### EXERCISE INSTRUCTIONS
Below are the records; pull every line that includes "this".

>> start

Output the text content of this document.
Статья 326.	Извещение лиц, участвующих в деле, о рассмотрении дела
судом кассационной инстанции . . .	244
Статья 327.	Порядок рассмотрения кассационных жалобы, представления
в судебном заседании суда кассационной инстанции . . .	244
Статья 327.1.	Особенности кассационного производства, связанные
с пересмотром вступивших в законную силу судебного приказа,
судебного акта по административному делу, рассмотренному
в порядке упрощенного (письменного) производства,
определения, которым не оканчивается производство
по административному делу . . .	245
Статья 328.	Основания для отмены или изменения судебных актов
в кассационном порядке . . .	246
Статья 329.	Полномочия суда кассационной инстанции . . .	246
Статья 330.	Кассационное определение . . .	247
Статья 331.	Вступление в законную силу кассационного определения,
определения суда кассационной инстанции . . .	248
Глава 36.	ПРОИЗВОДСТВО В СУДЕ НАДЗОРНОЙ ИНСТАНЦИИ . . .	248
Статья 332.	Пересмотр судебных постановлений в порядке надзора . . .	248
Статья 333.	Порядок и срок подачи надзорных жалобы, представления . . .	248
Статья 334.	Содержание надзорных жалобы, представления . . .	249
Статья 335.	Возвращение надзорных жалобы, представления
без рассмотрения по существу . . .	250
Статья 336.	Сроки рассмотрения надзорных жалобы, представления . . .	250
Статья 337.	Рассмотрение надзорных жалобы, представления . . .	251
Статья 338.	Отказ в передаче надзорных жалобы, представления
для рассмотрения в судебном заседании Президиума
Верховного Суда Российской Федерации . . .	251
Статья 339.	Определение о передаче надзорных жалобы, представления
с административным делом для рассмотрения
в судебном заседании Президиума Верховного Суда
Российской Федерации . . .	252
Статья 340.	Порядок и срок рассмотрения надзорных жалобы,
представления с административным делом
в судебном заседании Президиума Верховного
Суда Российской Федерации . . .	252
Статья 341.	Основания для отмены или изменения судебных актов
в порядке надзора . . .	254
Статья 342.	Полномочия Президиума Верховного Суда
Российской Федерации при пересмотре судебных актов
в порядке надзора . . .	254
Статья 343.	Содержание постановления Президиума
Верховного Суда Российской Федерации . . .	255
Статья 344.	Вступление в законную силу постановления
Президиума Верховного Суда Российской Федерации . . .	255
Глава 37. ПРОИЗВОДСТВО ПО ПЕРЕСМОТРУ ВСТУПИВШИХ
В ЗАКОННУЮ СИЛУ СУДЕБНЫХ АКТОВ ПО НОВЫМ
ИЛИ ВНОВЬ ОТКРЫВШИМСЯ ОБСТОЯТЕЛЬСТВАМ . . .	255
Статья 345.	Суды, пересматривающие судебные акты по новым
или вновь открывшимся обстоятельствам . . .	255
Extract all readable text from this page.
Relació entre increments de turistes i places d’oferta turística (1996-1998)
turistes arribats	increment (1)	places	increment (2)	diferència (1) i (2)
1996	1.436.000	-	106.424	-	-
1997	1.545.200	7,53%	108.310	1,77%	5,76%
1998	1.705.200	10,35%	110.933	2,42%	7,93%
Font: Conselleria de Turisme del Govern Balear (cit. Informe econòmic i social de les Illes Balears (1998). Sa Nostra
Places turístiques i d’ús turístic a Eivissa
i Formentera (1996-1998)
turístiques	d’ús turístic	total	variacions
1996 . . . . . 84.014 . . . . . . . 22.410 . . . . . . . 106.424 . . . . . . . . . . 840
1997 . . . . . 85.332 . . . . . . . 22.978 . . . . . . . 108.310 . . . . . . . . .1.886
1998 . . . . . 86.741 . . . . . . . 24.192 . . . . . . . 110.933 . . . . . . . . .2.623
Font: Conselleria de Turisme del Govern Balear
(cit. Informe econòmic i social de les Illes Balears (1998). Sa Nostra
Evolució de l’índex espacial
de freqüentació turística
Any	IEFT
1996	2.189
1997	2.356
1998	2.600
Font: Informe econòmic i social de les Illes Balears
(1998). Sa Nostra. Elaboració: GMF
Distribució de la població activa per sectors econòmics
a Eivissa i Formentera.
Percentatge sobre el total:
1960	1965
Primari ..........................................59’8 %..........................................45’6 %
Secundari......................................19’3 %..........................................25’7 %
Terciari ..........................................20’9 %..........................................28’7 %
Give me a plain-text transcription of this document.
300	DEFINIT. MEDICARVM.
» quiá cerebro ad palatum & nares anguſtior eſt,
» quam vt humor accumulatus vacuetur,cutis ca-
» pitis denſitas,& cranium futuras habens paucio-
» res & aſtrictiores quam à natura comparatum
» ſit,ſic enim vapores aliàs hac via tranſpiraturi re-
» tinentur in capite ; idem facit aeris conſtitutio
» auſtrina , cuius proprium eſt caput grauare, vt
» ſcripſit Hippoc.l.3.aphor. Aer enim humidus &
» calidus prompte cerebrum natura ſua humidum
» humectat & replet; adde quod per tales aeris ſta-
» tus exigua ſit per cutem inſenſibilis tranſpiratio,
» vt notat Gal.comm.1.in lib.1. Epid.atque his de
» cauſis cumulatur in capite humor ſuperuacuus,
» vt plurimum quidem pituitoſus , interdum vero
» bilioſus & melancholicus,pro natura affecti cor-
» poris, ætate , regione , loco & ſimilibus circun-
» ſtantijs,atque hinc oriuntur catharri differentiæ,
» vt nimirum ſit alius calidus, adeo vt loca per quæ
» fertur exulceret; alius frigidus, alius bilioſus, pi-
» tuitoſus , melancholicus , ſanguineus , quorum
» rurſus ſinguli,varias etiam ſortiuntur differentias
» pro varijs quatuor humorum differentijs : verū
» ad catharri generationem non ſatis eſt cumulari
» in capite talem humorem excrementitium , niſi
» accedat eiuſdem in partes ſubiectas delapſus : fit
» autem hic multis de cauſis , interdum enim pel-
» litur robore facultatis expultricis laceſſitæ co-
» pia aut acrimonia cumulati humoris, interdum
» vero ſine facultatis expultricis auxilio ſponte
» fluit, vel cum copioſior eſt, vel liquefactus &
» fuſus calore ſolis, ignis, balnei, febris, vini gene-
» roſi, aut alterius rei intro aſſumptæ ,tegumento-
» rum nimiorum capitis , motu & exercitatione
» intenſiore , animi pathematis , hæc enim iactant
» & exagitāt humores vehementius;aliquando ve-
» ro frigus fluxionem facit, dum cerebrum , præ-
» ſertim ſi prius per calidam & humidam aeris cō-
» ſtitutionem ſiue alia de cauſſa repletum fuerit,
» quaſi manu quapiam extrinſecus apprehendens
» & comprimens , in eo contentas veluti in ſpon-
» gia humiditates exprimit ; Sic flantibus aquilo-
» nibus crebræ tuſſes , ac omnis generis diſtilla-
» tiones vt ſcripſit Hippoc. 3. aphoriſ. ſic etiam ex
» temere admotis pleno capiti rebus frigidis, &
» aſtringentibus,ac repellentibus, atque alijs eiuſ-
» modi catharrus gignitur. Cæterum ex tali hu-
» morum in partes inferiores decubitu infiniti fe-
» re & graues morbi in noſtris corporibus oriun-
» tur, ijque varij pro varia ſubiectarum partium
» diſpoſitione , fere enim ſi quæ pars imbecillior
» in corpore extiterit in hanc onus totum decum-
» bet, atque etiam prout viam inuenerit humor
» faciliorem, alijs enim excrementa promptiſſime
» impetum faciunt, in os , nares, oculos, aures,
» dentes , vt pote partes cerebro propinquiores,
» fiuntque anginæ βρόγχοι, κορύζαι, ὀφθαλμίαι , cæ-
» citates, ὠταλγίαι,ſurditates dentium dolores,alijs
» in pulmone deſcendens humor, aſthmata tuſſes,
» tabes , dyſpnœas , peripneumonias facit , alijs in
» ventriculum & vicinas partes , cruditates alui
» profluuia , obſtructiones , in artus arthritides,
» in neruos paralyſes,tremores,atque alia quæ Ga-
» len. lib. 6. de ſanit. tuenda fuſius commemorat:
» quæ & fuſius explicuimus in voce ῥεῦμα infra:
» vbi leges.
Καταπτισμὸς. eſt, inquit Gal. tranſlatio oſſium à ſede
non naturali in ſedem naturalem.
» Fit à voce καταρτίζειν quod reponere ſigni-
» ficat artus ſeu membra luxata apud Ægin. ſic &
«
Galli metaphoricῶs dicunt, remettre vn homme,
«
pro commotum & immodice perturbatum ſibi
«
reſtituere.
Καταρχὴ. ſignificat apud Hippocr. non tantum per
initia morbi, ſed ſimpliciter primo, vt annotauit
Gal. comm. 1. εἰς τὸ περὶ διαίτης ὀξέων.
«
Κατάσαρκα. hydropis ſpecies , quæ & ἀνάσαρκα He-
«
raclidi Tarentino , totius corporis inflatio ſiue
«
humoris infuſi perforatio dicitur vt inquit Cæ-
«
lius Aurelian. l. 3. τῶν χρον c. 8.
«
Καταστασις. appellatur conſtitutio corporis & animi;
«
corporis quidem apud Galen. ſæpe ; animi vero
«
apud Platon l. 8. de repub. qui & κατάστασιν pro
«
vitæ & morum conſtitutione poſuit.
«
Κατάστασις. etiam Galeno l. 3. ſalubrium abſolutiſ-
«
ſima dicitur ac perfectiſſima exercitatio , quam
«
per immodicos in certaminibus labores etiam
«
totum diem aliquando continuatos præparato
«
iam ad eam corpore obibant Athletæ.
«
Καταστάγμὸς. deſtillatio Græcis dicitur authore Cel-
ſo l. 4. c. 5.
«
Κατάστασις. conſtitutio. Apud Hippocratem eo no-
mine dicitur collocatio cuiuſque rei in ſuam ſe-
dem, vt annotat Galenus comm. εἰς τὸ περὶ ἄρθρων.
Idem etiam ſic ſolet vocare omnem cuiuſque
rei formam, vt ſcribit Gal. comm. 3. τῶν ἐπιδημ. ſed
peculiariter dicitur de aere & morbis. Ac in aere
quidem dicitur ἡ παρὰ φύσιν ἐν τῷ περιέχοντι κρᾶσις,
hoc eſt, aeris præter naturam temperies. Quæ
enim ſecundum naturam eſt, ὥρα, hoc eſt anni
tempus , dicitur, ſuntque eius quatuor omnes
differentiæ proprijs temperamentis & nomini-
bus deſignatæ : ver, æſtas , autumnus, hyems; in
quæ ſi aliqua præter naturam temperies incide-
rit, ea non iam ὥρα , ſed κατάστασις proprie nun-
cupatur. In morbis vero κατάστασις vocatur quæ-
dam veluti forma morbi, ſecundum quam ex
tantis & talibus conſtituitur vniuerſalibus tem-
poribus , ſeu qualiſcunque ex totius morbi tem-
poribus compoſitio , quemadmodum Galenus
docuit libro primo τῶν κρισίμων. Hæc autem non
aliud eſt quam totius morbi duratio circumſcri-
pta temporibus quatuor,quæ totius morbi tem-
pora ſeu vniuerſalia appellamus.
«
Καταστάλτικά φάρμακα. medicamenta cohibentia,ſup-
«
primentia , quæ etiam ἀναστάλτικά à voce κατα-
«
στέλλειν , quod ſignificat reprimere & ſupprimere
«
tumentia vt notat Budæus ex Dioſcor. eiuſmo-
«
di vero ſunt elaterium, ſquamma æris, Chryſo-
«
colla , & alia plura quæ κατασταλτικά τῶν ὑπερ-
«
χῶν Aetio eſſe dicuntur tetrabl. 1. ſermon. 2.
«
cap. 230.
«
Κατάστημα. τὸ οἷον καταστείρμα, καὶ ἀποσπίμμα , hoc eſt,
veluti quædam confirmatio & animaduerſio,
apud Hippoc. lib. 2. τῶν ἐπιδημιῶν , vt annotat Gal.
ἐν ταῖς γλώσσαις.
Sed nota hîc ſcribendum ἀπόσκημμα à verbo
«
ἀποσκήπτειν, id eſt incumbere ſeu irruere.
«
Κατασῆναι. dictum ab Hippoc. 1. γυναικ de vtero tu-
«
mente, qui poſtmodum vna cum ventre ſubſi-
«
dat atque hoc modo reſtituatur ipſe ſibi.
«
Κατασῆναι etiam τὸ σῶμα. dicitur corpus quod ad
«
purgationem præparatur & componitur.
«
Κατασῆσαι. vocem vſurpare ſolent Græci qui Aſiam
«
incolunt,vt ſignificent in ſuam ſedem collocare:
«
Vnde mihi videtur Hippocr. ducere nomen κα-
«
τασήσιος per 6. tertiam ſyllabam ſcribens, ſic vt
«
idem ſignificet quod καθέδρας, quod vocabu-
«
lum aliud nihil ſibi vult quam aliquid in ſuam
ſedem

>> end

### FULL SOLUTION
Output the text content of this document.
Extract all readable text from this page.
Give me a plain-text transcription of this document.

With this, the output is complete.